→ Task to complete
Across the material below, how many lines contain the word "AGENTS"? Give only the number.

→ Records
━━━━━━━━━━━━━━━━

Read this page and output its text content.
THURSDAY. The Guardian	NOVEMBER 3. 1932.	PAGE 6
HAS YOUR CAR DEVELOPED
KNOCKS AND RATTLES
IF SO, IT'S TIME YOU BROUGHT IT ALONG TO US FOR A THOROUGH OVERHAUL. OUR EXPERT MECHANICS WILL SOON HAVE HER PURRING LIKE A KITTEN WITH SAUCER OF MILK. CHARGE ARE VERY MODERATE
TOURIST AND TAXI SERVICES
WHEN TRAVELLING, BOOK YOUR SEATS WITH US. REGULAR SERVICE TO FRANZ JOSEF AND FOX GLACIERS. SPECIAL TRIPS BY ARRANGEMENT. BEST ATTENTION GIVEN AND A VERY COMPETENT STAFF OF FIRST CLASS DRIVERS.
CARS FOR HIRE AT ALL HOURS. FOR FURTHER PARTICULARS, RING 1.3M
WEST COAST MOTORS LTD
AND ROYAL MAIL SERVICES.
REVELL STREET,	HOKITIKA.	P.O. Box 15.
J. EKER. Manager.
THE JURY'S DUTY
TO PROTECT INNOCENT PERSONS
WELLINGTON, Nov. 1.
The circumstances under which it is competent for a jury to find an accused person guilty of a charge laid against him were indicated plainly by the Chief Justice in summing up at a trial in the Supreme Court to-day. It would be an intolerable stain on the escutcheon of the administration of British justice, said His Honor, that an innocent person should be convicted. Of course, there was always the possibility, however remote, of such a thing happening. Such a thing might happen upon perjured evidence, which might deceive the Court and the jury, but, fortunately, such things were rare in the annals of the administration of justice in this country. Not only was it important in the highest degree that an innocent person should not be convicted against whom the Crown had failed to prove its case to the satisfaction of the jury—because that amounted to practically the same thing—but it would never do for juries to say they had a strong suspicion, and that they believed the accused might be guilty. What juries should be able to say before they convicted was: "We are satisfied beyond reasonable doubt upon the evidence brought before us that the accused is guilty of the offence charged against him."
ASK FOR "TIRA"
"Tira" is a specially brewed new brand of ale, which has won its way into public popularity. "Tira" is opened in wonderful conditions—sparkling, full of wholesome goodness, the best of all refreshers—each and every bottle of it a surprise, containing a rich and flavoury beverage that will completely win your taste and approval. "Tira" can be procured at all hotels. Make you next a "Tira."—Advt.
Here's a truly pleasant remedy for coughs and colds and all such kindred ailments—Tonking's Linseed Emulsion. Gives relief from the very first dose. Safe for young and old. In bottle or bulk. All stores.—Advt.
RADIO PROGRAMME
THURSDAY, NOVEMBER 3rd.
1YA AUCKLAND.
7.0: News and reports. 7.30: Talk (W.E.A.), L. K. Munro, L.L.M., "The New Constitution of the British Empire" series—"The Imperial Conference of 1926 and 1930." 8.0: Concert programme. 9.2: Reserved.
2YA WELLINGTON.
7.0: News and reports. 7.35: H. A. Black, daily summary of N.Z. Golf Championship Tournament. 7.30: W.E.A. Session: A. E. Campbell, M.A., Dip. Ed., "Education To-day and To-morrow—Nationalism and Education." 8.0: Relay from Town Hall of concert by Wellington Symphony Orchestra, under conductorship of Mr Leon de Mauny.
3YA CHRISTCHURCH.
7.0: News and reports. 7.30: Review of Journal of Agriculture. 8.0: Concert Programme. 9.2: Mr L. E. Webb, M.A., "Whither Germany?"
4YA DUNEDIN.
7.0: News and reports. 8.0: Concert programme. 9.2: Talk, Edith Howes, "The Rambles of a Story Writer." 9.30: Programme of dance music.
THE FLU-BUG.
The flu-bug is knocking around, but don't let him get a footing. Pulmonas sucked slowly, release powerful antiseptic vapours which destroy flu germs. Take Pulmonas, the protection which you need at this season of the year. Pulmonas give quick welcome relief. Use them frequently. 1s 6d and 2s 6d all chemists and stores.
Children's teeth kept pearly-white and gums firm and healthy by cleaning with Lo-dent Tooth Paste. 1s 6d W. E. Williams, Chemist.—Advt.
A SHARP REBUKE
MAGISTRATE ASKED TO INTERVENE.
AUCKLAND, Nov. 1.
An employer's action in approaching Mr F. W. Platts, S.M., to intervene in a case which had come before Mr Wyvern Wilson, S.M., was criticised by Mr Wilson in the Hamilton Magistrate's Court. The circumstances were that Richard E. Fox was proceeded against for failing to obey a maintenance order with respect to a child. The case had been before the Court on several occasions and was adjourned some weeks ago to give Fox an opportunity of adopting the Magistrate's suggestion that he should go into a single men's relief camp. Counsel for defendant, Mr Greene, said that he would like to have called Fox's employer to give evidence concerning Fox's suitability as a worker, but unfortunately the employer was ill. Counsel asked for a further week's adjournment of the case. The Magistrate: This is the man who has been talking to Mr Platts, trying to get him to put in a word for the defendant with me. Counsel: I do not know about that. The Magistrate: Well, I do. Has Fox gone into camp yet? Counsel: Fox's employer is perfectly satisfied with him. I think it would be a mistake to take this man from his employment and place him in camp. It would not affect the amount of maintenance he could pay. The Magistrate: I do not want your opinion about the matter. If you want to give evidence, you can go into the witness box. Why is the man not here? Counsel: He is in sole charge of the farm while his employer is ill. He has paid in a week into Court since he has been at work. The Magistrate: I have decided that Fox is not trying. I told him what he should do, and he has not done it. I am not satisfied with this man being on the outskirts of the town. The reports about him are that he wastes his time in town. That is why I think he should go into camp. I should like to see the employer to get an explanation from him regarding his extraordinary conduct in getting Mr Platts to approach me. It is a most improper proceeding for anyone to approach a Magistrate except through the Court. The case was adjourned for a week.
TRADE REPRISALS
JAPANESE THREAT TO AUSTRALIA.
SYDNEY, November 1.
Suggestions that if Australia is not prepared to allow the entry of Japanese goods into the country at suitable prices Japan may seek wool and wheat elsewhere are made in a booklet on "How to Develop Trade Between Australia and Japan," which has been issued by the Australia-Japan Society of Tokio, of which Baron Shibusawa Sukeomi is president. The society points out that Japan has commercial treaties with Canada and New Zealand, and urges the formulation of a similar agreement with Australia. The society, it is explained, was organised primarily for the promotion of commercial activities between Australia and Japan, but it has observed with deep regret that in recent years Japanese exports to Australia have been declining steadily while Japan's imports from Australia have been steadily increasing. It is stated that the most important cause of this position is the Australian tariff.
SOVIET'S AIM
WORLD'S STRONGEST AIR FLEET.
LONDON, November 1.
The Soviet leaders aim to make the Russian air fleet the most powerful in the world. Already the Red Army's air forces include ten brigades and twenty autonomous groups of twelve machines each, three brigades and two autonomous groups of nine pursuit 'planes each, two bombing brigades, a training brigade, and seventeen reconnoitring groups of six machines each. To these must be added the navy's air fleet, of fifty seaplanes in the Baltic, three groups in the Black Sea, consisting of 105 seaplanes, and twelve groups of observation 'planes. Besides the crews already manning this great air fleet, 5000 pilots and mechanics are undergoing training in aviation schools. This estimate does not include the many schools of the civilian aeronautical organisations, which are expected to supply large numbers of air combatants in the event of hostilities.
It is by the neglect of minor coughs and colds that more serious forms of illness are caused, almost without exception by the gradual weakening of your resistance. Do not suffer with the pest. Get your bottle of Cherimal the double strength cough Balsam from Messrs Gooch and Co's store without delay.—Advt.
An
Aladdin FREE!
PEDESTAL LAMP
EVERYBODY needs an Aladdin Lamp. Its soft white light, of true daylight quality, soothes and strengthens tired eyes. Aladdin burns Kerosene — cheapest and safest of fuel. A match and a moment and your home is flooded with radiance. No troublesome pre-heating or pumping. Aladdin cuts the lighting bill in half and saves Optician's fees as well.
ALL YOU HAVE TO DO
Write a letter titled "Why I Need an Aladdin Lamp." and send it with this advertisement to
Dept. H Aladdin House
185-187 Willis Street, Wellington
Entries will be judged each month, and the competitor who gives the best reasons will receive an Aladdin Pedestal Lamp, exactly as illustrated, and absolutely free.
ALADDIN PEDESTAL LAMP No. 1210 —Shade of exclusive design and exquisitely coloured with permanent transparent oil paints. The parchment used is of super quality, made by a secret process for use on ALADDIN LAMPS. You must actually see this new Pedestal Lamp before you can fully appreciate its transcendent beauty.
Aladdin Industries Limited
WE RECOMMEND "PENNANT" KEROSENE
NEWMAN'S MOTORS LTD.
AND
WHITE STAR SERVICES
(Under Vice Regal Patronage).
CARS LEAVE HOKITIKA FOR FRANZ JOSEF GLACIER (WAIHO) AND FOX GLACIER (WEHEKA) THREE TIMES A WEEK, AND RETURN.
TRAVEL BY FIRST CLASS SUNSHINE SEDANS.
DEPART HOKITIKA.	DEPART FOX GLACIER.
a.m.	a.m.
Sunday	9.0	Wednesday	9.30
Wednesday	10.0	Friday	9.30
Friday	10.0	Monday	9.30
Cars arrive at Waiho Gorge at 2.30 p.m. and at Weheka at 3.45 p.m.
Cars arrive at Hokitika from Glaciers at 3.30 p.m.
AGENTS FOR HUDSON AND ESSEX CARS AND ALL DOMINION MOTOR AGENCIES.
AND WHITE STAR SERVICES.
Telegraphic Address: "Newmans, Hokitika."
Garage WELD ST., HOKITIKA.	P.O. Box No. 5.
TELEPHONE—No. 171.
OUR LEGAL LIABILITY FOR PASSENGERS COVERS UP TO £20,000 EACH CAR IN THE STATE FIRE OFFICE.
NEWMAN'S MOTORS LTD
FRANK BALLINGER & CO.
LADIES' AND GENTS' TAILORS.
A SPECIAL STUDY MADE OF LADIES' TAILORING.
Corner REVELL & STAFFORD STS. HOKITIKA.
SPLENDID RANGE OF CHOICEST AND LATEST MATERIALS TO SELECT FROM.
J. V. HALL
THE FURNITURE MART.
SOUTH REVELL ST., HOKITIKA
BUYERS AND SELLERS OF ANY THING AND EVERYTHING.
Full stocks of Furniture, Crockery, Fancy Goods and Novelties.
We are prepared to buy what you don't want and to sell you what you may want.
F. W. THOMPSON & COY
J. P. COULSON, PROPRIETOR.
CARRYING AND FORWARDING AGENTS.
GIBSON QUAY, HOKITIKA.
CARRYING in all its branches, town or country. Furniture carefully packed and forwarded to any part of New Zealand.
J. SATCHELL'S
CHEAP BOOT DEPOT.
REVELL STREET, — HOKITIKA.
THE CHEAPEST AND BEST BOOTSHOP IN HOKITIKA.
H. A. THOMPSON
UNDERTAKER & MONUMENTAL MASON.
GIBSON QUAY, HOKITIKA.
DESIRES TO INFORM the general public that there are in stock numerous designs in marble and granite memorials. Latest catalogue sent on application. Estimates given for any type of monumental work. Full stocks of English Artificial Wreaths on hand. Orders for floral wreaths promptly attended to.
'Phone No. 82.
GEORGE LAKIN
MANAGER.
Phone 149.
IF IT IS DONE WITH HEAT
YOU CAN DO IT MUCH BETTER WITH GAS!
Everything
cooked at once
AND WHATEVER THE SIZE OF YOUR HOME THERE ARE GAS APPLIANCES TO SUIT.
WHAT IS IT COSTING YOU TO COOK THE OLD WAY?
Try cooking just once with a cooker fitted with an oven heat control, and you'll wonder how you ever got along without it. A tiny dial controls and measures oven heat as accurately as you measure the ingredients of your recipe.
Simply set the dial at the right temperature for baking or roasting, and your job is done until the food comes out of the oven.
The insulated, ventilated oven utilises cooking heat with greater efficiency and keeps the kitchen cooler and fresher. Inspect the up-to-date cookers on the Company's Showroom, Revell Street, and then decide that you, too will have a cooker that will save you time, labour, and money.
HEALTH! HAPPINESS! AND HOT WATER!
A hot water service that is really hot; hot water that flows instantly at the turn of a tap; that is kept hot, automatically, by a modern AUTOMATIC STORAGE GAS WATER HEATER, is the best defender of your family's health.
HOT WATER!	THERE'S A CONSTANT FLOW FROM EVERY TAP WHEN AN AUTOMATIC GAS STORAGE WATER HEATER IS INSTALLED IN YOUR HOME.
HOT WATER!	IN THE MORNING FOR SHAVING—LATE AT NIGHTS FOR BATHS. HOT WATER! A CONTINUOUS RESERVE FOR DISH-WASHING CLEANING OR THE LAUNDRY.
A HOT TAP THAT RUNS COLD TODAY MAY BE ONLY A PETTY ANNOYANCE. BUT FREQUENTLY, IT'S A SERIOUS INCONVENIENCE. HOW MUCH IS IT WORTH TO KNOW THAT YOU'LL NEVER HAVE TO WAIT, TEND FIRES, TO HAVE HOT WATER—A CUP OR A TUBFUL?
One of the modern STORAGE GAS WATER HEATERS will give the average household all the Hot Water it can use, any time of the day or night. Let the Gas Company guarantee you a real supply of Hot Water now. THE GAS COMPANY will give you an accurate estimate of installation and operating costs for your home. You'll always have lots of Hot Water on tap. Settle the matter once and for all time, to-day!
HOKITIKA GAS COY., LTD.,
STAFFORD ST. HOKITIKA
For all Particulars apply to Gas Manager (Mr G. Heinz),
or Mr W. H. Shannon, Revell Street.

━━━━━━━━━━━━━━━━

→ Output of the task
2